[Stored records]

┏━━

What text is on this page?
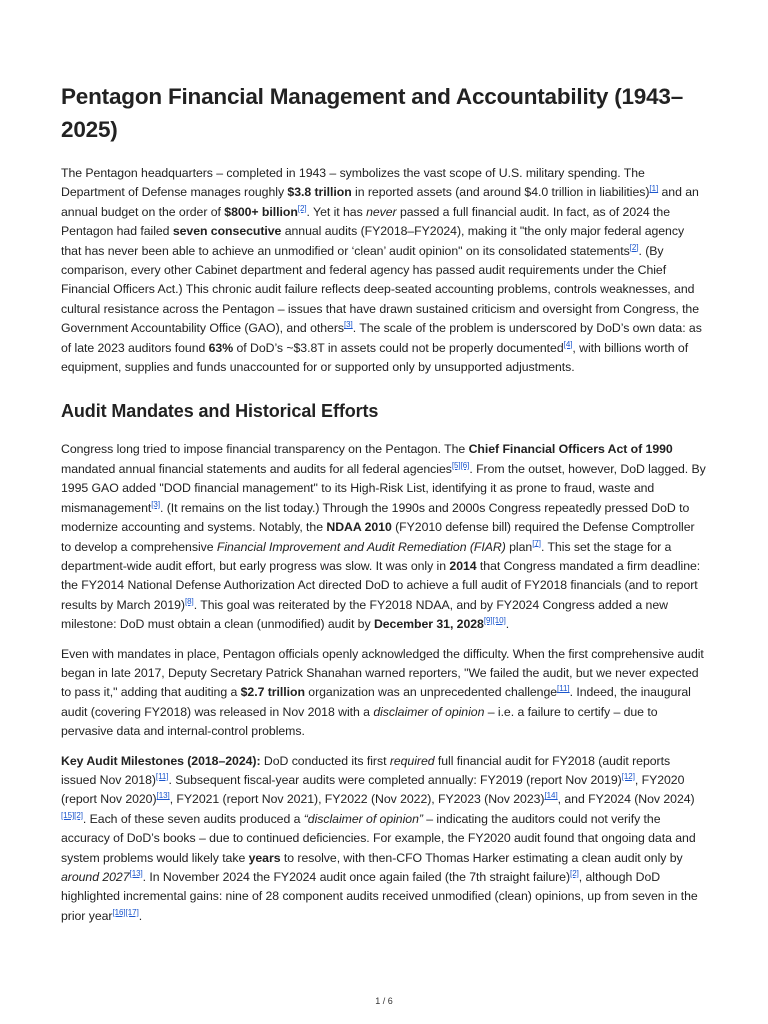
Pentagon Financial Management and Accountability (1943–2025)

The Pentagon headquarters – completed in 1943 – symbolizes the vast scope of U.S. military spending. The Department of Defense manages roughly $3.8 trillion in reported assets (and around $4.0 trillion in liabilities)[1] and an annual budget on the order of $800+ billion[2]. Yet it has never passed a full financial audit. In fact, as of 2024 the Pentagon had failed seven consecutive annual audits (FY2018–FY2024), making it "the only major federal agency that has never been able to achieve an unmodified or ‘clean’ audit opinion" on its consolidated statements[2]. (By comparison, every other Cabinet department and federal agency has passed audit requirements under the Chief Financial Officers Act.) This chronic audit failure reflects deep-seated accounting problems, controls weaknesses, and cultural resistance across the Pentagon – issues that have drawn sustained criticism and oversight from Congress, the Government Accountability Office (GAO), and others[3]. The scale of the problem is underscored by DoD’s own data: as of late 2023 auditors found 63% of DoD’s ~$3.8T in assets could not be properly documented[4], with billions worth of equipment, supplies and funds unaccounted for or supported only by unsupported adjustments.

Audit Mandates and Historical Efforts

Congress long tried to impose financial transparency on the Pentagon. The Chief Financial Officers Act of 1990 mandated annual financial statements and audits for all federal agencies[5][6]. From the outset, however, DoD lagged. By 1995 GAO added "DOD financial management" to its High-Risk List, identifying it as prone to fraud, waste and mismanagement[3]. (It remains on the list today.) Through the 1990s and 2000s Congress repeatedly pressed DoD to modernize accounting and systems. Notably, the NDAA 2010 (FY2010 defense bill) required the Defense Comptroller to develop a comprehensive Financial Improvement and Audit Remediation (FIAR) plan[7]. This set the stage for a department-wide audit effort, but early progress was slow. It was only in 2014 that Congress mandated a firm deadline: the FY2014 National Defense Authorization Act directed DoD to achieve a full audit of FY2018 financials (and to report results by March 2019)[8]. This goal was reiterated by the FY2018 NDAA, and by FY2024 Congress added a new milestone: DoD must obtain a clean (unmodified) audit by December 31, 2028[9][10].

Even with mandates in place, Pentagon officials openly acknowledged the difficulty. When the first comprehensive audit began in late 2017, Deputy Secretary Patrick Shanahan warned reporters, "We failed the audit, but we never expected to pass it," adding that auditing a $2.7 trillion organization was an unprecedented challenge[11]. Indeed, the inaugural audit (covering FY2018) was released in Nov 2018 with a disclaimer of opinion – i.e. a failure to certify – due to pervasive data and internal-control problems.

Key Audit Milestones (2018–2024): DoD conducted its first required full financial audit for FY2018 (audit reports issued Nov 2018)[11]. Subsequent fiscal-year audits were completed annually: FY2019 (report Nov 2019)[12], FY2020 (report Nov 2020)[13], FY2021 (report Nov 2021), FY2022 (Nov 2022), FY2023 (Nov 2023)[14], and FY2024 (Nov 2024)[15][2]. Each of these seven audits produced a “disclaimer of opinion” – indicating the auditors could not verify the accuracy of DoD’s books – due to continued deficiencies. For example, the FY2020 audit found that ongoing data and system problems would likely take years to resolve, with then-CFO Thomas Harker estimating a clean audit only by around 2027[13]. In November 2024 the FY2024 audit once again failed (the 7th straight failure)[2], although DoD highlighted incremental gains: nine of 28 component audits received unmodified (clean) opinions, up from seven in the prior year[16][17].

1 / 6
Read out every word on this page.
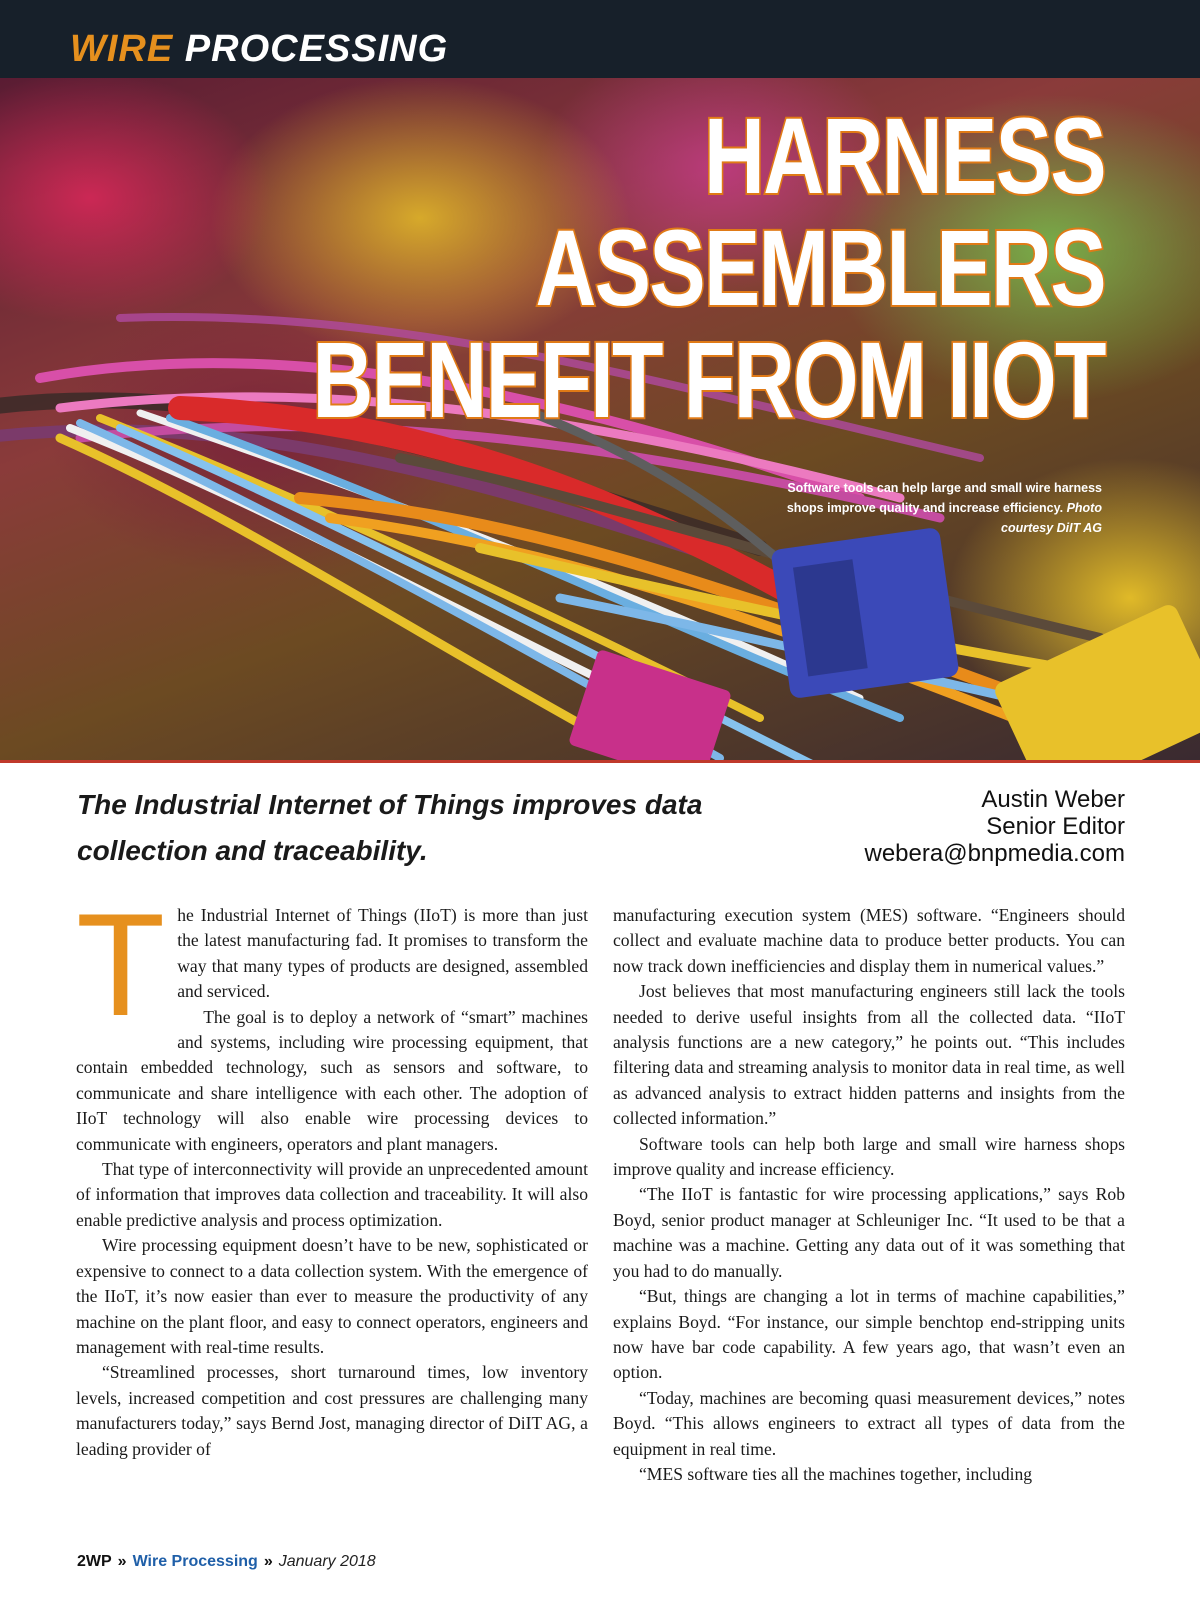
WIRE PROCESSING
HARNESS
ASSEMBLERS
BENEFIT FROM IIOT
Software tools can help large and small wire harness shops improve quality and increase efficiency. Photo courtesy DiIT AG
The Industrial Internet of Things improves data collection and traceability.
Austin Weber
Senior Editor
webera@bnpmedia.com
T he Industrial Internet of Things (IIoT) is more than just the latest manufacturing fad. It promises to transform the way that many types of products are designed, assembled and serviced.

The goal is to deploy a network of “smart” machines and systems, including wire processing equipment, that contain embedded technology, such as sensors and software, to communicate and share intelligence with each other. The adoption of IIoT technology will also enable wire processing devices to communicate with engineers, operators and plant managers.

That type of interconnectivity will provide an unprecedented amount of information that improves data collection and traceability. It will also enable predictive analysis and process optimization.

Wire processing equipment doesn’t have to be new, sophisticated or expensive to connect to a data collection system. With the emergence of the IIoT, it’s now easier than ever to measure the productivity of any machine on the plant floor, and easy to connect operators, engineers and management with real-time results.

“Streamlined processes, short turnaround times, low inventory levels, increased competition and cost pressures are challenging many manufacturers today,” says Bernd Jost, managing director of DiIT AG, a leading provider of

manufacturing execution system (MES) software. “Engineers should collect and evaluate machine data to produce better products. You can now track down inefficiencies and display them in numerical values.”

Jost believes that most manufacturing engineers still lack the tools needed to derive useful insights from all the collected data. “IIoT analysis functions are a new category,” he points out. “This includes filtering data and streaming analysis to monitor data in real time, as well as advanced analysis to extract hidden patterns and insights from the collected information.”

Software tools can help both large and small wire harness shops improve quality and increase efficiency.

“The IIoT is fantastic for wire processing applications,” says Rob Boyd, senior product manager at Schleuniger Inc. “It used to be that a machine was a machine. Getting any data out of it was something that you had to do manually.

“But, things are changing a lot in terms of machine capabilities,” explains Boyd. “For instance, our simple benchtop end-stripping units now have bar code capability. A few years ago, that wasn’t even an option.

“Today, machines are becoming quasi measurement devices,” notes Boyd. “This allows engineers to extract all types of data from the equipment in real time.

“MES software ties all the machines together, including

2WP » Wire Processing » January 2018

┗━━

Exercise objective: Return only those lines of the records that contain the string "quality".

Exercise result:
Software tools can help large and small wire harness shops improve quality and increase efficiency. Photo courtesy DiIT AG
Software tools can help both large and small wire harness shops improve quality and increase efficiency.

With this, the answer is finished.